----- DATASET EXCERPTS
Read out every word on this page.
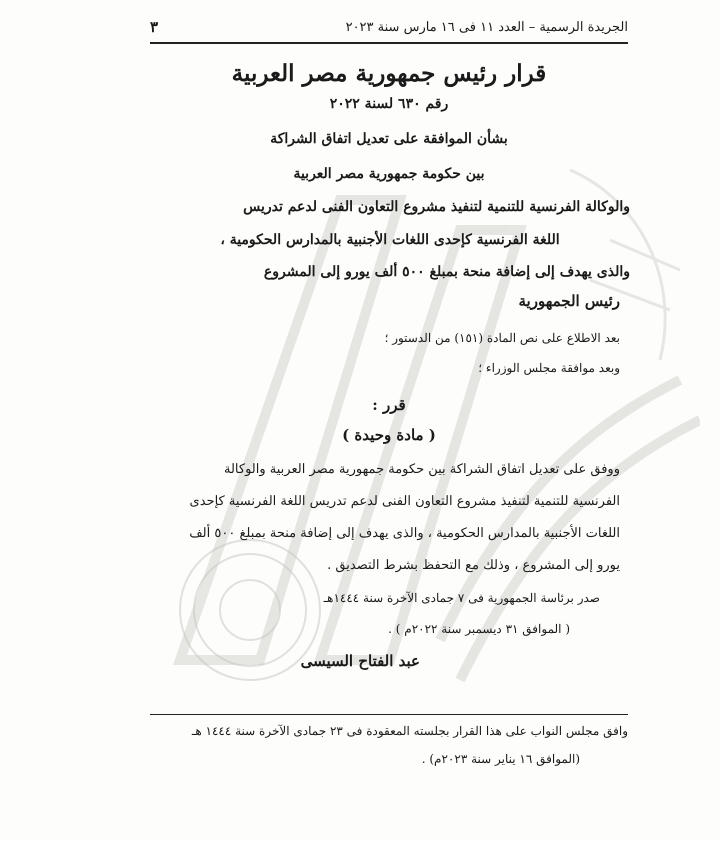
الجريدة الرسمية – العدد ١١ فى ١٦ مارس سنة ٢٠٢٣
٣
قرار رئيس جمهورية مصر العربية
رقم ٦٣٠ لسنة ٢٠٢٢
بشأن الموافقة على تعديل اتفاق الشراكة
بين حكومة جمهورية مصر العربية
والوكالة الفرنسية للتنمية لتنفيذ مشروع التعاون الفنى لدعم تدريس
اللغة الفرنسية كإحدى اللغات الأجنبية بالمدارس الحكومية ،
والذى يهدف إلى إضافة منحة بمبلغ ٥٠٠ ألف يورو إلى المشروع
رئيس الجمهورية
بعد الاطلاع على نص المادة (١٥١) من الدستور ؛
وبعد موافقة مجلس الوزراء ؛
قرر :
( مادة وحيدة )
ووفق على تعديل اتفاق الشراكة بين حكومة جمهورية مصر العربية والوكالة
الفرنسية للتنمية لتنفيذ مشروع التعاون الفنى لدعم تدريس اللغة الفرنسية كإحدى
اللغات الأجنبية بالمدارس الحكومية ، والذى يهدف إلى إضافة منحة بمبلغ ٥٠٠ ألف
يورو إلى المشروع ، وذلك مع التحفظ بشرط التصديق .
صدر برئاسة الجمهورية فى ٧ جمادى الآخرة سنة ١٤٤٤هـ
( الموافق ٣١ ديسمبر سنة ٢٠٢٢م ) .
عبد الفتاح السيسى
وافق مجلس النواب على هذا القرار بجلسته المعقودة فى ٢٣ جمادى الآخرة سنة ١٤٤٤ هـ
(الموافق ١٦ يناير سنة ٢٠٢٣م) .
----------
GOAL — Give every record back exactly as it reads, with no images.

TASK SOLUTION —
Read out every word on this page.
الجريدة الرسمية – العدد ١١ فى ١٦ مارس سنة ٢٠٢٣
٣
قرار رئيس جمهورية مصر العربية
رقم ٦٣٠ لسنة ٢٠٢٢
بشأن الموافقة على تعديل اتفاق الشراكة
بين حكومة جمهورية مصر العربية
والوكالة الفرنسية للتنمية لتنفيذ مشروع التعاون الفنى لدعم تدريس
اللغة الفرنسية كإحدى اللغات الأجنبية بالمدارس الحكومية ،
والذى يهدف إلى إضافة منحة بمبلغ ٥٠٠ ألف يورو إلى المشروع
رئيس الجمهورية
بعد الاطلاع على نص المادة (١٥١) من الدستور ؛
وبعد موافقة مجلس الوزراء ؛
قرر :
( مادة وحيدة )
ووفق على تعديل اتفاق الشراكة بين حكومة جمهورية مصر العربية والوكالة
الفرنسية للتنمية لتنفيذ مشروع التعاون الفنى لدعم تدريس اللغة الفرنسية كإحدى
اللغات الأجنبية بالمدارس الحكومية ، والذى يهدف إلى إضافة منحة بمبلغ ٥٠٠ ألف
يورو إلى المشروع ، وذلك مع التحفظ بشرط التصديق .
صدر برئاسة الجمهورية فى ٧ جمادى الآخرة سنة ١٤٤٤هـ
( الموافق ٣١ ديسمبر سنة ٢٠٢٢م ) .
عبد الفتاح السيسى
وافق مجلس النواب على هذا القرار بجلسته المعقودة فى ٢٣ جمادى الآخرة سنة ١٤٤٤ هـ
(الموافق ١٦ يناير سنة ٢٠٢٣م) .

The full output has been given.